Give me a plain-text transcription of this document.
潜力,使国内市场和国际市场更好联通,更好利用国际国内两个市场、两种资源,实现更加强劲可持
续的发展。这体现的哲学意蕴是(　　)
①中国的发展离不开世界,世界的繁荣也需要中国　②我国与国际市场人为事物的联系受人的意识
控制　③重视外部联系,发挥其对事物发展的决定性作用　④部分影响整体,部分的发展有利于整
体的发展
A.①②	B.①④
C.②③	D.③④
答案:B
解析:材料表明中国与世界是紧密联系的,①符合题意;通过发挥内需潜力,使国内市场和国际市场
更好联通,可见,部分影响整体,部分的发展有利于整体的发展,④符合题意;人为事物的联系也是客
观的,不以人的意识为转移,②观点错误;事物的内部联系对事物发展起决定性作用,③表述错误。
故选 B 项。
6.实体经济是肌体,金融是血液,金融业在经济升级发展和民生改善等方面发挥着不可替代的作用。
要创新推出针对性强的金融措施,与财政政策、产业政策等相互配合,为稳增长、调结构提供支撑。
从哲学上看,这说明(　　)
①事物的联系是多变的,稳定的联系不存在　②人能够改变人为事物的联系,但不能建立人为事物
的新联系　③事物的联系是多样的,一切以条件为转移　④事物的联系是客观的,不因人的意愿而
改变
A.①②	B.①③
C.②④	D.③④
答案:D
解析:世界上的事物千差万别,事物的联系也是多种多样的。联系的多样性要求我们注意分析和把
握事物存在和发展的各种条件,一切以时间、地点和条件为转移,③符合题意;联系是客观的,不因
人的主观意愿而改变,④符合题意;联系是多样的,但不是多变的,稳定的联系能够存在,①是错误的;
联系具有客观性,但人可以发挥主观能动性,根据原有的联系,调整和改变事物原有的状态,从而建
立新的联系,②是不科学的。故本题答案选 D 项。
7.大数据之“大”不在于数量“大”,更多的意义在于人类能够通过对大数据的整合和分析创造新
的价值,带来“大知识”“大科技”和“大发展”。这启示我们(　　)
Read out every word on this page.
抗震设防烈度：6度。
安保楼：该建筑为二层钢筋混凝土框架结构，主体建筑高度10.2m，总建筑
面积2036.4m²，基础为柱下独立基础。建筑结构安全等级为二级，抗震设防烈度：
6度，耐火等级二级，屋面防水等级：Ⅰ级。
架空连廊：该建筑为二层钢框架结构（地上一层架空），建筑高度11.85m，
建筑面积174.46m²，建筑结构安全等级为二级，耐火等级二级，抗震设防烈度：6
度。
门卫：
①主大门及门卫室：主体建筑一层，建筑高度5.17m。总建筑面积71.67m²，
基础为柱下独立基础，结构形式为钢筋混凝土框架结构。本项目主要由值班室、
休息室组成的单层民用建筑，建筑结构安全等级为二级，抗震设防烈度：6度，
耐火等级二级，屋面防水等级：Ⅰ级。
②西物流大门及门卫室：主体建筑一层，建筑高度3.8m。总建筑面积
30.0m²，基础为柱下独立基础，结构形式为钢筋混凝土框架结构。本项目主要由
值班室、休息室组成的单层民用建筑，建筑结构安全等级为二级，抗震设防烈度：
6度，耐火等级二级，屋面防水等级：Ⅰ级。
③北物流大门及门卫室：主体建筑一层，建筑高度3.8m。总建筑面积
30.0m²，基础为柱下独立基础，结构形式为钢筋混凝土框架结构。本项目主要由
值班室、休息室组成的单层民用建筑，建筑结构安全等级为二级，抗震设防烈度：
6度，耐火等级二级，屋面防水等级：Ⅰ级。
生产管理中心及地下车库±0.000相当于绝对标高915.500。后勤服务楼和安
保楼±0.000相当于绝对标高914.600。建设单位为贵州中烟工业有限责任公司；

•••••

Each record should come back exactly as written.

The reply:
Give me a plain-text transcription of this document.
潜力,使国内市场和国际市场更好联通,更好利用国际国内两个市场、两种资源,实现更加强劲可持
续的发展。这体现的哲学意蕴是(　　)
①中国的发展离不开世界,世界的繁荣也需要中国　②我国与国际市场人为事物的联系受人的意识
控制　③重视外部联系,发挥其对事物发展的决定性作用　④部分影响整体,部分的发展有利于整
体的发展
A.①②	B.①④
C.②③	D.③④
答案:B
解析:材料表明中国与世界是紧密联系的,①符合题意;通过发挥内需潜力,使国内市场和国际市场
更好联通,可见,部分影响整体,部分的发展有利于整体的发展,④符合题意;人为事物的联系也是客
观的,不以人的意识为转移,②观点错误;事物的内部联系对事物发展起决定性作用,③表述错误。
故选 B 项。
6.实体经济是肌体,金融是血液,金融业在经济升级发展和民生改善等方面发挥着不可替代的作用。
要创新推出针对性强的金融措施,与财政政策、产业政策等相互配合,为稳增长、调结构提供支撑。
从哲学上看,这说明(　　)
①事物的联系是多变的,稳定的联系不存在　②人能够改变人为事物的联系,但不能建立人为事物
的新联系　③事物的联系是多样的,一切以条件为转移　④事物的联系是客观的,不因人的意愿而
改变
A.①②	B.①③
C.②④	D.③④
答案:D
解析:世界上的事物千差万别,事物的联系也是多种多样的。联系的多样性要求我们注意分析和把
握事物存在和发展的各种条件,一切以时间、地点和条件为转移,③符合题意;联系是客观的,不因
人的主观意愿而改变,④符合题意;联系是多样的,但不是多变的,稳定的联系能够存在,①是错误的;
联系具有客观性,但人可以发挥主观能动性,根据原有的联系,调整和改变事物原有的状态,从而建
立新的联系,②是不科学的。故本题答案选 D 项。
7.大数据之“大”不在于数量“大”,更多的意义在于人类能够通过对大数据的整合和分析创造新
的价值,带来“大知识”“大科技”和“大发展”。这启示我们(　　)
Read out every word on this page.
抗震设防烈度：6度。
安保楼：该建筑为二层钢筋混凝土框架结构，主体建筑高度10.2m，总建筑
面积2036.4m²，基础为柱下独立基础。建筑结构安全等级为二级，抗震设防烈度：
6度，耐火等级二级，屋面防水等级：Ⅰ级。
架空连廊：该建筑为二层钢框架结构（地上一层架空），建筑高度11.85m，
建筑面积174.46m²，建筑结构安全等级为二级，耐火等级二级，抗震设防烈度：6
度。
门卫：
①主大门及门卫室：主体建筑一层，建筑高度5.17m。总建筑面积71.67m²，
基础为柱下独立基础，结构形式为钢筋混凝土框架结构。本项目主要由值班室、
休息室组成的单层民用建筑，建筑结构安全等级为二级，抗震设防烈度：6度，
耐火等级二级，屋面防水等级：Ⅰ级。
②西物流大门及门卫室：主体建筑一层，建筑高度3.8m。总建筑面积
30.0m²，基础为柱下独立基础，结构形式为钢筋混凝土框架结构。本项目主要由
值班室、休息室组成的单层民用建筑，建筑结构安全等级为二级，抗震设防烈度：
6度，耐火等级二级，屋面防水等级：Ⅰ级。
③北物流大门及门卫室：主体建筑一层，建筑高度3.8m。总建筑面积
30.0m²，基础为柱下独立基础，结构形式为钢筋混凝土框架结构。本项目主要由
值班室、休息室组成的单层民用建筑，建筑结构安全等级为二级，抗震设防烈度：
6度，耐火等级二级，屋面防水等级：Ⅰ级。
生产管理中心及地下车库±0.000相当于绝对标高915.500。后勤服务楼和安
保楼±0.000相当于绝对标高914.600。建设单位为贵州中烟工业有限责任公司；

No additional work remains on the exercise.